Task:
Your task is to filter the data below down to the lines holding "this".

Material for the task:

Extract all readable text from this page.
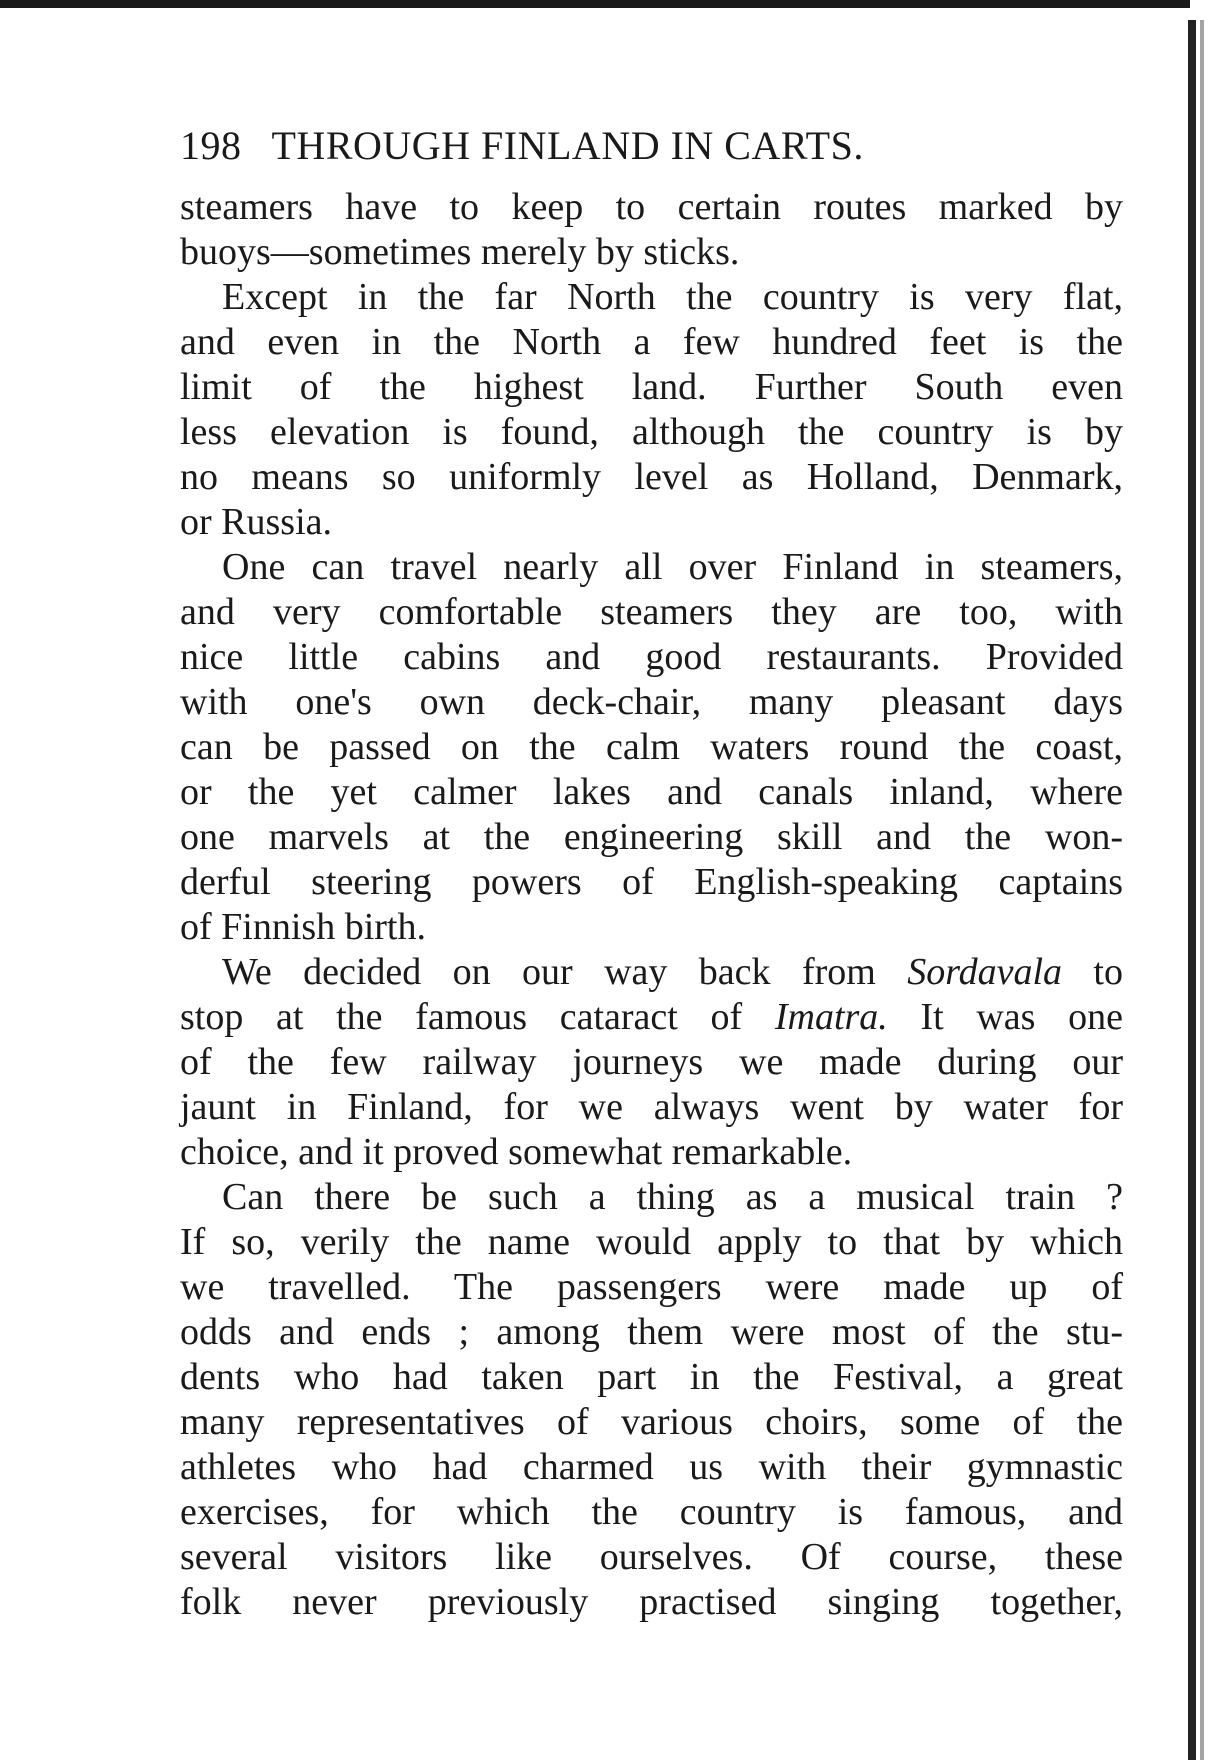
198 THROUGH FINLAND IN CARTS.
steamers have to keep to certain routes marked by
buoys—sometimes merely by sticks.
Except in the far North the country is very flat,
and even in the North a few hundred feet is the
limit of the highest land. Further South even
less elevation is found, although the country is by
no means so uniformly level as Holland, Denmark,
or Russia.
One can travel nearly all over Finland in steamers,
and very comfortable steamers they are too, with
nice little cabins and good restaurants. Provided
with one's own deck-chair, many pleasant days
can be passed on the calm waters round the coast,
or the yet calmer lakes and canals inland, where
one marvels at the engineering skill and the won-
derful steering powers of English-speaking captains
of Finnish birth.
We decided on our way back from Sordavala to
stop at the famous cataract of Imatra. It was one
of the few railway journeys we made during our
jaunt in Finland, for we always went by water for
choice, and it proved somewhat remarkable.
Can there be such a thing as a musical train ?
If so, verily the name would apply to that by which
we travelled. The passengers were made up of
odds and ends ; among them were most of the stu-
dents who had taken part in the Festival, a great
many representatives of various choirs, some of the
athletes who had charmed us with their gymnastic
exercises, for which the country is famous, and
several visitors like ourselves. Of course, these
folk never previously practised singing together,
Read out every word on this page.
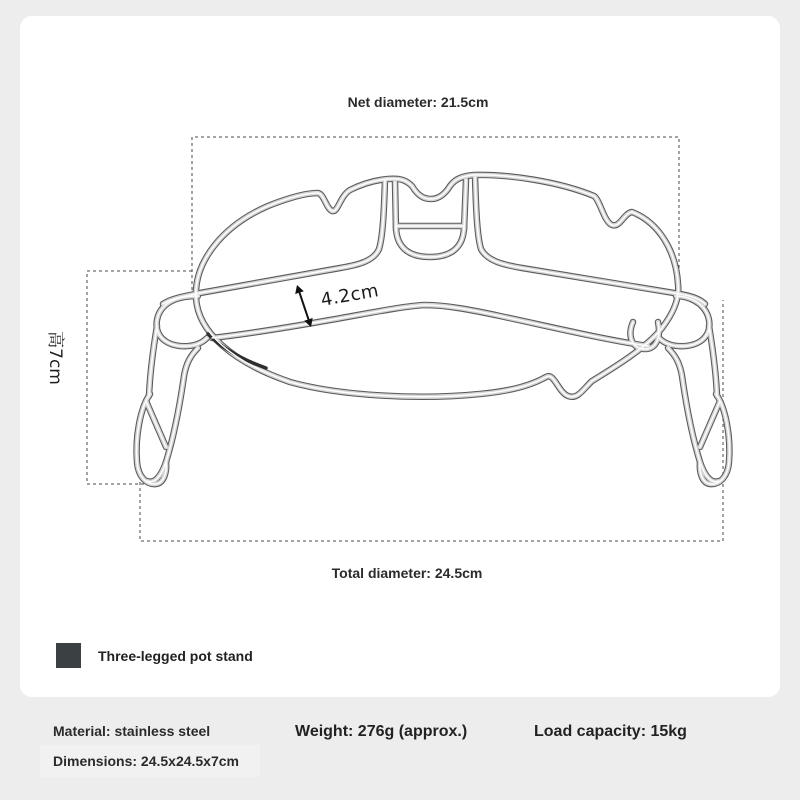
4.2cm
Net diameter: 21.5cm
Total diameter: 24.5cm
高7cm
Three-legged pot stand
Material: stainless steel
Dimensions: 24.5x24.5x7cm
Weight: 276g (approx.)	Load capacity: 15kg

Task solution:
Extract all readable text from this page.
Read out every word on this page.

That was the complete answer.